> [Instructions for the task]
Work through the entries below and report how many lines include "Output". The number alone is the answer.

> [Excerpted records]
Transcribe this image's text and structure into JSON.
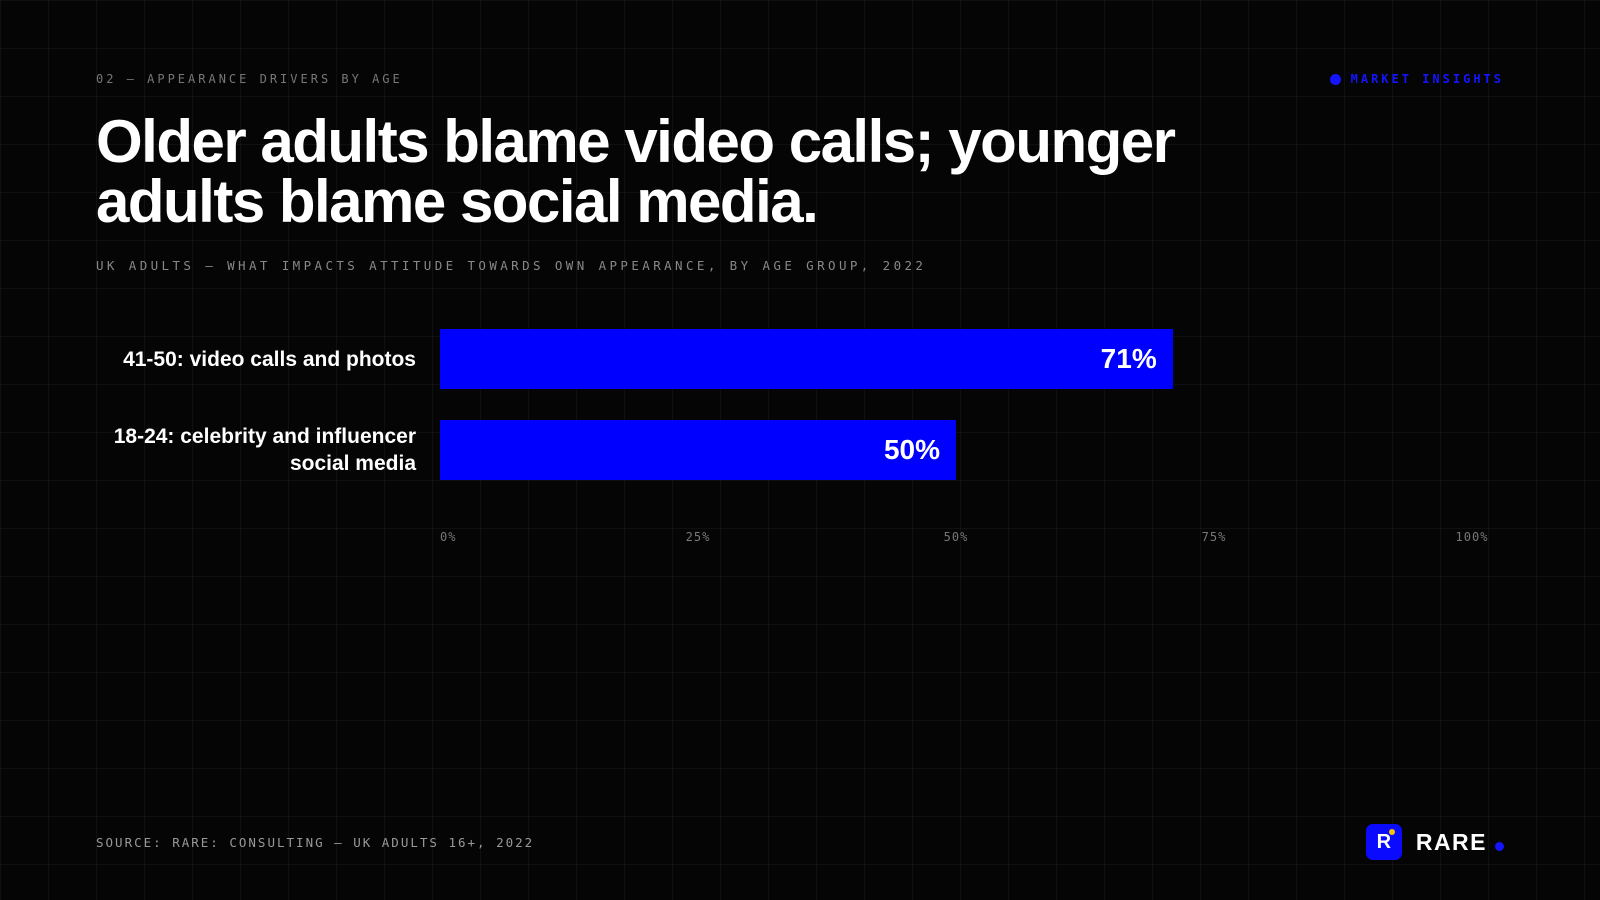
{
  "header": {
    "eyebrow": "02 — APPEARANCE DRIVERS BY AGE",
    "tag": "MARKET INSIGHTS"
  },
  "chart_data": {
    "type": "hbar",
    "title": "Older adults blame video calls; younger adults blame social media.",
    "subtitle": "UK ADULTS — WHAT IMPACTS ATTITUDE TOWARDS OWN APPEARANCE, BY AGE GROUP, 2022",
    "categories": [
      "41-50: video calls and photos",
      "18-24: celebrity and influencer social media"
    ],
    "values": [
      71,
      50
    ],
    "value_labels": [
      "71%",
      "50%"
    ],
    "color": "#0000ff",
    "xlim": [
      0,
      100
    ],
    "xticks": [
      {
        "value": 0,
        "label": "0%"
      },
      {
        "value": 25,
        "label": "25%"
      },
      {
        "value": 50,
        "label": "50%"
      },
      {
        "value": 75,
        "label": "75%"
      },
      {
        "value": 100,
        "label": "100%"
      }
    ]
  },
  "footer": {
    "source": "SOURCE: RARE: CONSULTING — UK ADULTS 16+, 2022",
    "brand_mark": "R",
    "brand": "RARE"
  }
}
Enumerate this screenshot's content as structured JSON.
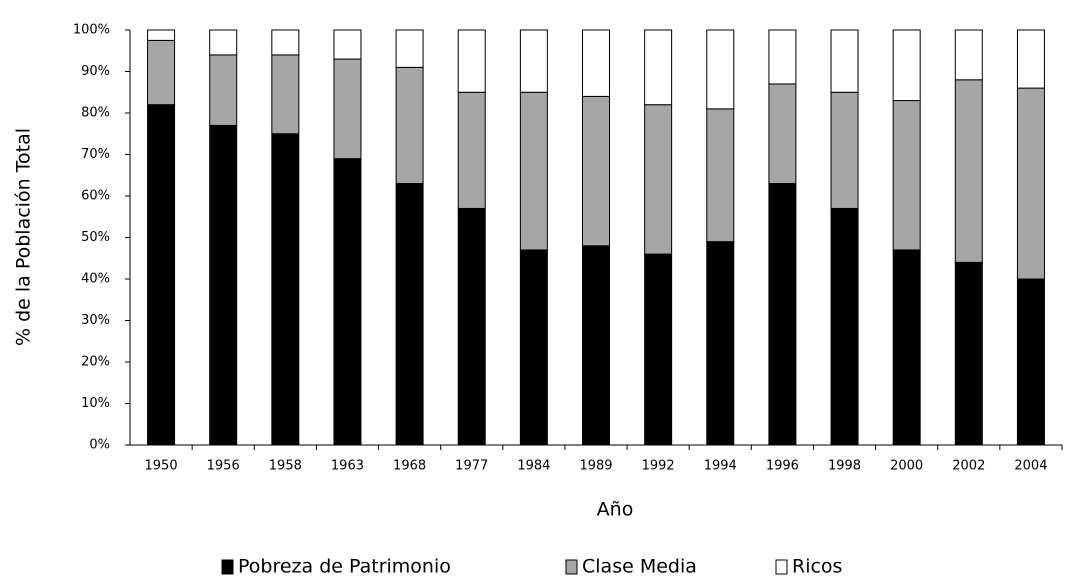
{
  "chart_data": {
    "type": "stacked_bar",
    "y_label": "% de la Población Total",
    "x_label": "Año",
    "categories": [
      "1950",
      "1956",
      "1958",
      "1963",
      "1968",
      "1977",
      "1984",
      "1989",
      "1992",
      "1994",
      "1996",
      "1998",
      "2000",
      "2002",
      "2004"
    ],
    "series": [
      {
        "name": "Pobreza de Patrimonio",
        "color": "#000000",
        "values": [
          82,
          77,
          75,
          69,
          63,
          57,
          47,
          48,
          46,
          49,
          63,
          57,
          47,
          44,
          40
        ]
      },
      {
        "name": "Clase Media",
        "color": "#a6a6a6",
        "values": [
          15.5,
          17,
          19,
          24,
          28,
          28,
          38,
          36,
          36,
          32,
          24,
          28,
          36,
          44,
          46
        ]
      },
      {
        "name": "Ricos",
        "color": "#ffffff",
        "values": [
          2.5,
          6,
          6,
          7,
          9,
          15,
          15,
          16,
          18,
          19,
          13,
          15,
          17,
          12,
          14
        ]
      }
    ],
    "ylim": [
      0,
      100
    ],
    "yticks": [
      {
        "value": 0,
        "label": "0%"
      },
      {
        "value": 10,
        "label": "10%"
      },
      {
        "value": 20,
        "label": "20%"
      },
      {
        "value": 30,
        "label": "30%"
      },
      {
        "value": 40,
        "label": "40%"
      },
      {
        "value": 50,
        "label": "50%"
      },
      {
        "value": 60,
        "label": "60%"
      },
      {
        "value": 70,
        "label": "70%"
      },
      {
        "value": 80,
        "label": "80%"
      },
      {
        "value": 90,
        "label": "90%"
      },
      {
        "value": 100,
        "label": "100%"
      }
    ],
    "grid": false,
    "legend": "bottom"
  }
}
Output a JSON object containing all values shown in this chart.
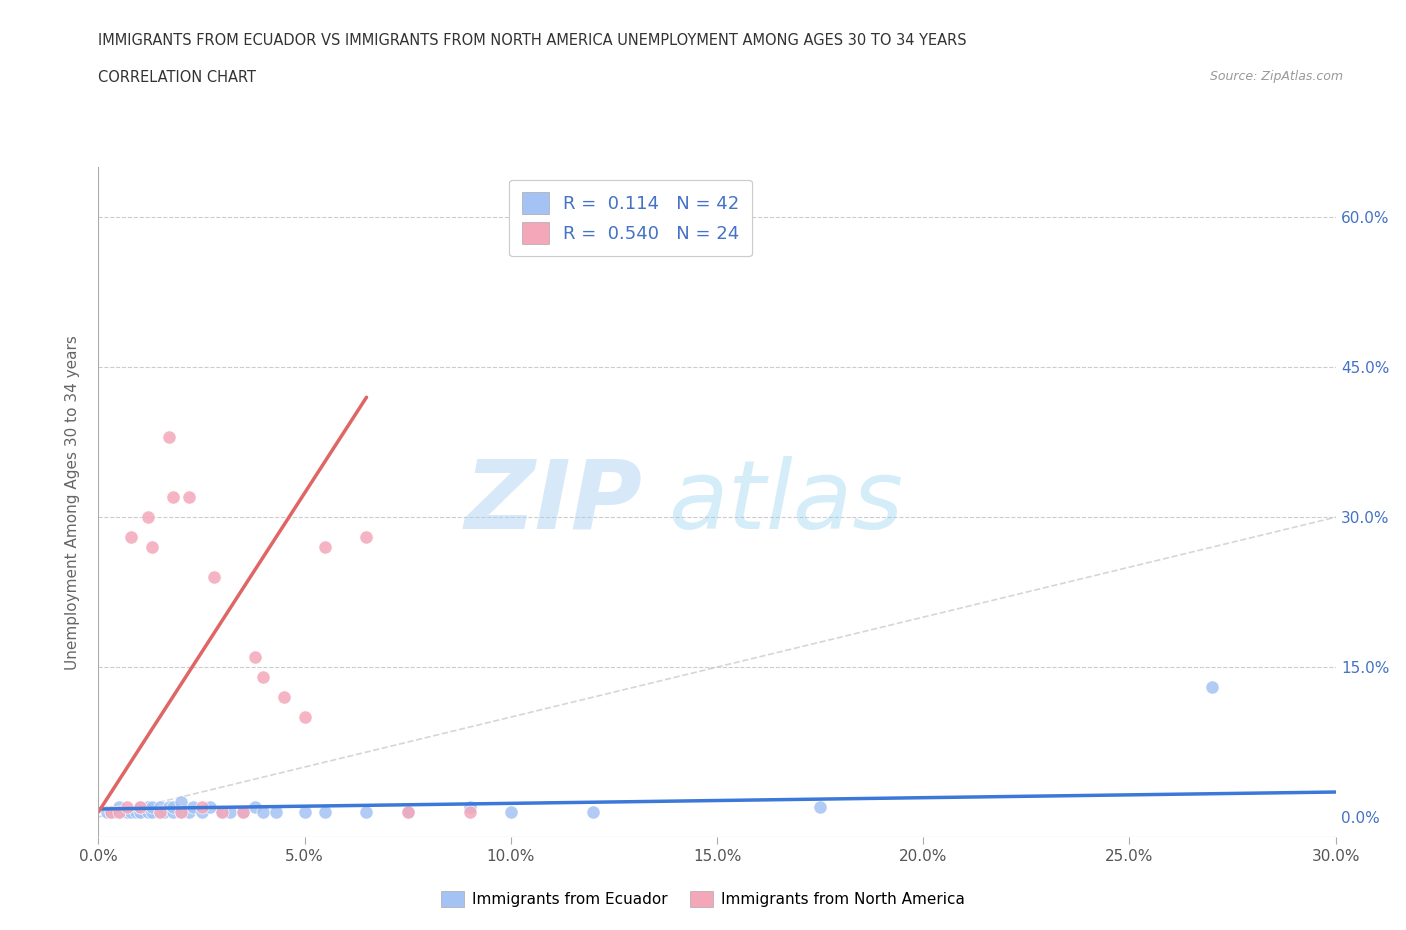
{
  "title_line1": "IMMIGRANTS FROM ECUADOR VS IMMIGRANTS FROM NORTH AMERICA UNEMPLOYMENT AMONG AGES 30 TO 34 YEARS",
  "title_line2": "CORRELATION CHART",
  "source_text": "Source: ZipAtlas.com",
  "ylabel": "Unemployment Among Ages 30 to 34 years",
  "xlim": [
    0.0,
    0.3
  ],
  "ylim": [
    -0.02,
    0.65
  ],
  "xtick_values": [
    0.0,
    0.05,
    0.1,
    0.15,
    0.2,
    0.25,
    0.3
  ],
  "xtick_labels": [
    "0.0%",
    "5.0%",
    "10.0%",
    "15.0%",
    "20.0%",
    "25.0%",
    "30.0%"
  ],
  "ytick_values": [
    0.0,
    0.15,
    0.3,
    0.45,
    0.6
  ],
  "ytick_labels": [
    "0.0%",
    "15.0%",
    "30.0%",
    "45.0%",
    "60.0%"
  ],
  "blue_color": "#a4c2f4",
  "pink_color": "#f4a7b9",
  "trend_blue_color": "#3c78d8",
  "trend_pink_color": "#e06666",
  "diagonal_color": "#cccccc",
  "R_blue": 0.114,
  "N_blue": 42,
  "R_pink": 0.54,
  "N_pink": 24,
  "legend_label_blue": "Immigrants from Ecuador",
  "legend_label_pink": "Immigrants from North America",
  "watermark_zip": "ZIP",
  "watermark_atlas": "atlas",
  "blue_scatter_x": [
    0.002,
    0.003,
    0.004,
    0.005,
    0.005,
    0.007,
    0.008,
    0.009,
    0.01,
    0.01,
    0.01,
    0.012,
    0.012,
    0.013,
    0.013,
    0.015,
    0.015,
    0.016,
    0.017,
    0.018,
    0.018,
    0.02,
    0.02,
    0.022,
    0.023,
    0.025,
    0.027,
    0.03,
    0.032,
    0.035,
    0.038,
    0.04,
    0.043,
    0.05,
    0.055,
    0.065,
    0.075,
    0.09,
    0.1,
    0.12,
    0.175,
    0.27
  ],
  "blue_scatter_y": [
    0.005,
    0.005,
    0.005,
    0.005,
    0.01,
    0.005,
    0.005,
    0.005,
    0.005,
    0.005,
    0.01,
    0.005,
    0.01,
    0.005,
    0.01,
    0.005,
    0.01,
    0.005,
    0.01,
    0.005,
    0.01,
    0.005,
    0.015,
    0.005,
    0.01,
    0.005,
    0.01,
    0.005,
    0.005,
    0.005,
    0.01,
    0.005,
    0.005,
    0.005,
    0.005,
    0.005,
    0.005,
    0.01,
    0.005,
    0.005,
    0.01,
    0.13
  ],
  "pink_scatter_x": [
    0.003,
    0.005,
    0.007,
    0.008,
    0.01,
    0.012,
    0.013,
    0.015,
    0.017,
    0.018,
    0.02,
    0.022,
    0.025,
    0.028,
    0.03,
    0.035,
    0.038,
    0.04,
    0.045,
    0.05,
    0.055,
    0.065,
    0.075,
    0.09
  ],
  "pink_scatter_y": [
    0.005,
    0.005,
    0.01,
    0.28,
    0.01,
    0.3,
    0.27,
    0.005,
    0.38,
    0.32,
    0.005,
    0.32,
    0.01,
    0.24,
    0.005,
    0.005,
    0.16,
    0.14,
    0.12,
    0.1,
    0.27,
    0.28,
    0.005,
    0.005
  ],
  "trend_pink_x0": 0.0,
  "trend_pink_y0": 0.005,
  "trend_pink_x1": 0.065,
  "trend_pink_y1": 0.42,
  "trend_blue_x0": 0.0,
  "trend_blue_y0": 0.008,
  "trend_blue_x1": 0.3,
  "trend_blue_y1": 0.025
}
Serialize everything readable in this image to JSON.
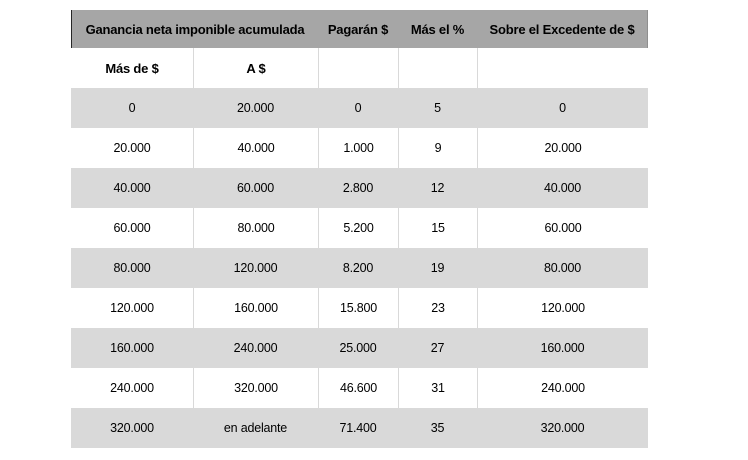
{
  "chart_data": {
    "type": "table",
    "header": {
      "group_label": "Ganancia neta imponible acumulada",
      "pagaran": "Pagarán $",
      "mas_el": "Más el %",
      "excedente": "Sobre el Excedente de $",
      "sub_mas_de": "Más de $",
      "sub_a": "A $"
    },
    "rows": [
      [
        "0",
        "20.000",
        "0",
        "5",
        "0"
      ],
      [
        "20.000",
        "40.000",
        "1.000",
        "9",
        "20.000"
      ],
      [
        "40.000",
        "60.000",
        "2.800",
        "12",
        "40.000"
      ],
      [
        "60.000",
        "80.000",
        "5.200",
        "15",
        "60.000"
      ],
      [
        "80.000",
        "120.000",
        "8.200",
        "19",
        "80.000"
      ],
      [
        "120.000",
        "160.000",
        "15.800",
        "23",
        "120.000"
      ],
      [
        "160.000",
        "240.000",
        "25.000",
        "27",
        "160.000"
      ],
      [
        "240.000",
        "320.000",
        "46.600",
        "31",
        "240.000"
      ],
      [
        "320.000",
        "en adelante",
        "71.400",
        "35",
        "320.000"
      ]
    ]
  },
  "colors": {
    "header_bg": "#a6a6a6",
    "row_alt_bg": "#d9d9d9",
    "row_bg": "#ffffff",
    "divider": "#d9d9d9",
    "text": "#000000",
    "header_edge": "#262626",
    "header_edge_right": "#8f8f8f"
  }
}
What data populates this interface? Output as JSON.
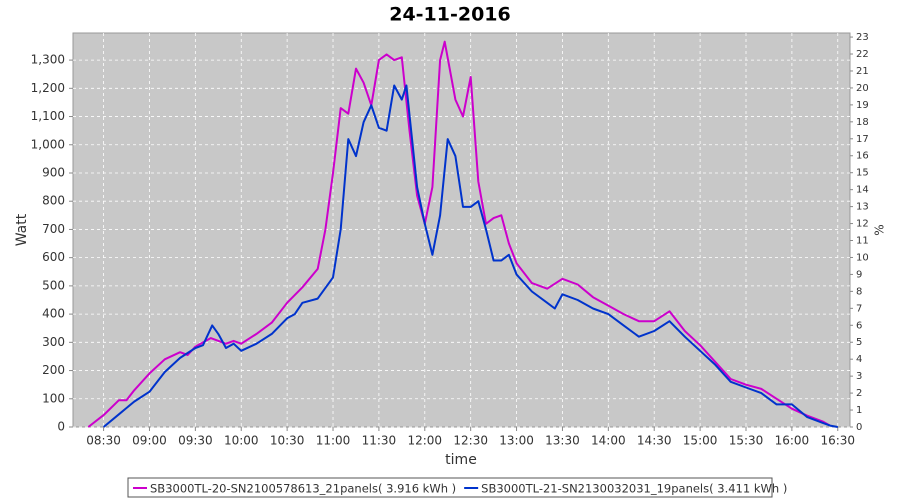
{
  "chart_data": {
    "type": "line",
    "title": "24-11-2016",
    "xlabel": "time",
    "ylabel": "Watt",
    "y2label": "%",
    "xlim": [
      "08:10",
      "16:38"
    ],
    "xticks": [
      "08:30",
      "09:00",
      "09:30",
      "10:00",
      "10:30",
      "11:00",
      "11:30",
      "12:00",
      "12:30",
      "13:00",
      "13:30",
      "14:00",
      "14:30",
      "15:00",
      "15:30",
      "16:00",
      "16:30"
    ],
    "ylim": [
      0,
      1396
    ],
    "yticks": [
      0,
      100,
      200,
      300,
      400,
      500,
      600,
      700,
      800,
      900,
      {
        "value": 1000,
        "label": "1,000"
      },
      {
        "value": 1100,
        "label": "1,100"
      },
      {
        "value": 1200,
        "label": "1,200"
      },
      {
        "value": 1300,
        "label": "1,300"
      }
    ],
    "y2lim": [
      0,
      23.24
    ],
    "y2ticks": [
      0,
      1,
      2,
      3,
      4,
      5,
      6,
      7,
      8,
      9,
      10,
      11,
      12,
      13,
      14,
      15,
      16,
      17,
      18,
      19,
      20,
      21,
      22,
      23
    ],
    "grid": true,
    "legend": "bottom",
    "series": [
      {
        "name": "SB3000TL-20-SN2100578613_21panels( 3.916 kWh )",
        "color": "#cc00cc",
        "x": [
          "08:20",
          "08:30",
          "08:40",
          "08:45",
          "08:50",
          "09:00",
          "09:10",
          "09:20",
          "09:25",
          "09:30",
          "09:40",
          "09:50",
          "09:55",
          "10:00",
          "10:10",
          "10:20",
          "10:30",
          "10:40",
          "10:50",
          "10:55",
          "11:00",
          "11:05",
          "11:10",
          "11:15",
          "11:20",
          "11:25",
          "11:30",
          "11:35",
          "11:40",
          "11:45",
          "11:50",
          "11:55",
          "12:00",
          "12:05",
          "12:10",
          "12:13",
          "12:20",
          "12:25",
          "12:30",
          "12:35",
          "12:40",
          "12:45",
          "12:50",
          "12:55",
          "13:00",
          "13:10",
          "13:20",
          "13:30",
          "13:40",
          "13:50",
          "14:00",
          "14:10",
          "14:20",
          "14:30",
          "14:40",
          "14:50",
          "15:00",
          "15:10",
          "15:20",
          "15:30",
          "15:40",
          "15:50",
          "16:00",
          "16:10",
          "16:20",
          "16:25"
        ],
        "values": [
          0,
          42,
          95,
          95,
          130,
          190,
          240,
          265,
          255,
          285,
          315,
          295,
          305,
          295,
          330,
          370,
          440,
          495,
          560,
          700,
          900,
          1130,
          1110,
          1270,
          1220,
          1140,
          1300,
          1320,
          1300,
          1310,
          1050,
          820,
          720,
          850,
          1300,
          1365,
          1160,
          1100,
          1240,
          870,
          720,
          740,
          750,
          650,
          580,
          510,
          490,
          525,
          505,
          460,
          430,
          400,
          375,
          375,
          410,
          340,
          290,
          230,
          170,
          150,
          135,
          100,
          65,
          40,
          20,
          5
        ]
      },
      {
        "name": "SB3000TL-21-SN2130032031_19panels( 3.411 kWh )",
        "color": "#0033cc",
        "x": [
          "08:30",
          "08:40",
          "08:50",
          "09:00",
          "09:10",
          "09:20",
          "09:30",
          "09:35",
          "09:41",
          "09:45",
          "09:50",
          "09:55",
          "10:00",
          "10:10",
          "10:20",
          "10:30",
          "10:35",
          "10:40",
          "10:50",
          "11:00",
          "11:05",
          "11:10",
          "11:15",
          "11:20",
          "11:25",
          "11:30",
          "11:35",
          "11:40",
          "11:45",
          "11:48",
          "11:55",
          "12:00",
          "12:05",
          "12:10",
          "12:15",
          "12:20",
          "12:25",
          "12:30",
          "12:35",
          "12:40",
          "12:45",
          "12:50",
          "12:55",
          "13:00",
          "13:10",
          "13:20",
          "13:25",
          "13:30",
          "13:40",
          "13:50",
          "14:00",
          "14:10",
          "14:20",
          "14:30",
          "14:40",
          "14:50",
          "15:00",
          "15:10",
          "15:20",
          "15:30",
          "15:40",
          "15:50",
          "16:00",
          "16:10",
          "16:20",
          "16:25",
          "16:30"
        ],
        "values": [
          0,
          45,
          90,
          125,
          195,
          245,
          280,
          290,
          360,
          330,
          280,
          295,
          270,
          295,
          330,
          385,
          400,
          440,
          455,
          530,
          700,
          1020,
          960,
          1080,
          1140,
          1060,
          1050,
          1210,
          1160,
          1210,
          850,
          720,
          610,
          750,
          1020,
          960,
          780,
          780,
          800,
          700,
          590,
          590,
          610,
          540,
          480,
          440,
          420,
          470,
          450,
          420,
          400,
          360,
          320,
          340,
          375,
          320,
          270,
          220,
          160,
          140,
          120,
          80,
          80,
          35,
          15,
          5,
          0
        ]
      }
    ]
  }
}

> [Response below]
2